REQUIRED TASK — Repeat every line below exactly as it reads.

[Figure content listings]
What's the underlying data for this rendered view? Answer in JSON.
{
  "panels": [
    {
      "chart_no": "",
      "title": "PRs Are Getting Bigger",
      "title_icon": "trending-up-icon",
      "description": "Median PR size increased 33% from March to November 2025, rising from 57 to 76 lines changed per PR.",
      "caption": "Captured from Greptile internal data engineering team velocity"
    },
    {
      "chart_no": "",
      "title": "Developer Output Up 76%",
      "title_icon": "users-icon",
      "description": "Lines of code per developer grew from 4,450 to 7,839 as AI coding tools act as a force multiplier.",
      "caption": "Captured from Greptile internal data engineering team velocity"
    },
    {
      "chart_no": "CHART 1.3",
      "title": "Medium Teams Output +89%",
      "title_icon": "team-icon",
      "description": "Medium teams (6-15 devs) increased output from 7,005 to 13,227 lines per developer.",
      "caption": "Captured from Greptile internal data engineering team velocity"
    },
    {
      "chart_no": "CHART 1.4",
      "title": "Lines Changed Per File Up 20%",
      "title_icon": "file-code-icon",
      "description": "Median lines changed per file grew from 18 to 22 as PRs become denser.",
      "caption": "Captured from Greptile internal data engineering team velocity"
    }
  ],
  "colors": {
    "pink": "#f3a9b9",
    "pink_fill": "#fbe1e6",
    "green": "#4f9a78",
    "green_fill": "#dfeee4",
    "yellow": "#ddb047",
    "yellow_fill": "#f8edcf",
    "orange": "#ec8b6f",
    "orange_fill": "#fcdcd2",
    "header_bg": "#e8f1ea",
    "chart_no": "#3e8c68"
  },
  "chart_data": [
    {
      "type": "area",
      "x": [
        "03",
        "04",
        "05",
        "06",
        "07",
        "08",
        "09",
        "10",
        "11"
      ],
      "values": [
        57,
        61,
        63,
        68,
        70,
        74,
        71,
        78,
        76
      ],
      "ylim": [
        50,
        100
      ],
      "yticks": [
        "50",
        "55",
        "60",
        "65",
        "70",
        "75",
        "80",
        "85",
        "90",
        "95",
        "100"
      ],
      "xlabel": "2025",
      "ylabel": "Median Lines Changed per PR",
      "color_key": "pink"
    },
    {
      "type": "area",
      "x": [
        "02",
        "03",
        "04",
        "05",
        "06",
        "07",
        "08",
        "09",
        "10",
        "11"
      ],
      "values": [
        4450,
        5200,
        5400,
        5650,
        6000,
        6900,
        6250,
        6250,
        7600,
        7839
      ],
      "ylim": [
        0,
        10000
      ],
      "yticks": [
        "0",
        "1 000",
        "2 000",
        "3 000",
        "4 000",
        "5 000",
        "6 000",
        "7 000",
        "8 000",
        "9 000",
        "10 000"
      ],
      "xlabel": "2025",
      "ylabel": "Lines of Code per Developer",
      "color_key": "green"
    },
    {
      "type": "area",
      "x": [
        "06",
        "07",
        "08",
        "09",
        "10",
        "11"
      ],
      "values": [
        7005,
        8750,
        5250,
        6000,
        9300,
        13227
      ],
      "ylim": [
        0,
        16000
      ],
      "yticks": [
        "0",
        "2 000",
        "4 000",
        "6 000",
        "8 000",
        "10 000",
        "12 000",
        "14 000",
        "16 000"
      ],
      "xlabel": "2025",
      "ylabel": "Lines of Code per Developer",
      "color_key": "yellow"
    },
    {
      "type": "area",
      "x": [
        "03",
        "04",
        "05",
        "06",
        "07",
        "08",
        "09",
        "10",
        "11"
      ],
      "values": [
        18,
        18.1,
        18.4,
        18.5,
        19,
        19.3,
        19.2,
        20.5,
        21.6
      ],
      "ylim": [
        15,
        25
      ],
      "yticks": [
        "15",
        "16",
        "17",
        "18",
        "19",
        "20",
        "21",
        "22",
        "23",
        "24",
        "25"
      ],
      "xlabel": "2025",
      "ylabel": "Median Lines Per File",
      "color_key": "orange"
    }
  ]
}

RIGHT ANSWER —
What's the underlying data for this rendered view? Answer in JSON.
{
  "panels": [
    {
      "chart_no": "",
      "title": "PRs Are Getting Bigger",
      "title_icon": "trending-up-icon",
      "description": "Median PR size increased 33% from March to November 2025, rising from 57 to 76 lines changed per PR.",
      "caption": "Captured from Greptile internal data engineering team velocity"
    },
    {
      "chart_no": "",
      "title": "Developer Output Up 76%",
      "title_icon": "users-icon",
      "description": "Lines of code per developer grew from 4,450 to 7,839 as AI coding tools act as a force multiplier.",
      "caption": "Captured from Greptile internal data engineering team velocity"
    },
    {
      "chart_no": "CHART 1.3",
      "title": "Medium Teams Output +89%",
      "title_icon": "team-icon",
      "description": "Medium teams (6-15 devs) increased output from 7,005 to 13,227 lines per developer.",
      "caption": "Captured from Greptile internal data engineering team velocity"
    },
    {
      "chart_no": "CHART 1.4",
      "title": "Lines Changed Per File Up 20%",
      "title_icon": "file-code-icon",
      "description": "Median lines changed per file grew from 18 to 22 as PRs become denser.",
      "caption": "Captured from Greptile internal data engineering team velocity"
    }
  ],
  "colors": {
    "pink": "#f3a9b9",
    "pink_fill": "#fbe1e6",
    "green": "#4f9a78",
    "green_fill": "#dfeee4",
    "yellow": "#ddb047",
    "yellow_fill": "#f8edcf",
    "orange": "#ec8b6f",
    "orange_fill": "#fcdcd2",
    "header_bg": "#e8f1ea",
    "chart_no": "#3e8c68"
  },
  "chart_data": [
    {
      "type": "area",
      "x": [
        "03",
        "04",
        "05",
        "06",
        "07",
        "08",
        "09",
        "10",
        "11"
      ],
      "values": [
        57,
        61,
        63,
        68,
        70,
        74,
        71,
        78,
        76
      ],
      "ylim": [
        50,
        100
      ],
      "yticks": [
        "50",
        "55",
        "60",
        "65",
        "70",
        "75",
        "80",
        "85",
        "90",
        "95",
        "100"
      ],
      "xlabel": "2025",
      "ylabel": "Median Lines Changed per PR",
      "color_key": "pink"
    },
    {
      "type": "area",
      "x": [
        "02",
        "03",
        "04",
        "05",
        "06",
        "07",
        "08",
        "09",
        "10",
        "11"
      ],
      "values": [
        4450,
        5200,
        5400,
        5650,
        6000,
        6900,
        6250,
        6250,
        7600,
        7839
      ],
      "ylim": [
        0,
        10000
      ],
      "yticks": [
        "0",
        "1 000",
        "2 000",
        "3 000",
        "4 000",
        "5 000",
        "6 000",
        "7 000",
        "8 000",
        "9 000",
        "10 000"
      ],
      "xlabel": "2025",
      "ylabel": "Lines of Code per Developer",
      "color_key": "green"
    },
    {
      "type": "area",
      "x": [
        "06",
        "07",
        "08",
        "09",
        "10",
        "11"
      ],
      "values": [
        7005,
        8750,
        5250,
        6000,
        9300,
        13227
      ],
      "ylim": [
        0,
        16000
      ],
      "yticks": [
        "0",
        "2 000",
        "4 000",
        "6 000",
        "8 000",
        "10 000",
        "12 000",
        "14 000",
        "16 000"
      ],
      "xlabel": "2025",
      "ylabel": "Lines of Code per Developer",
      "color_key": "yellow"
    },
    {
      "type": "area",
      "x": [
        "03",
        "04",
        "05",
        "06",
        "07",
        "08",
        "09",
        "10",
        "11"
      ],
      "values": [
        18,
        18.1,
        18.4,
        18.5,
        19,
        19.3,
        19.2,
        20.5,
        21.6
      ],
      "ylim": [
        15,
        25
      ],
      "yticks": [
        "15",
        "16",
        "17",
        "18",
        "19",
        "20",
        "21",
        "22",
        "23",
        "24",
        "25"
      ],
      "xlabel": "2025",
      "ylabel": "Median Lines Per File",
      "color_key": "orange"
    }
  ]
}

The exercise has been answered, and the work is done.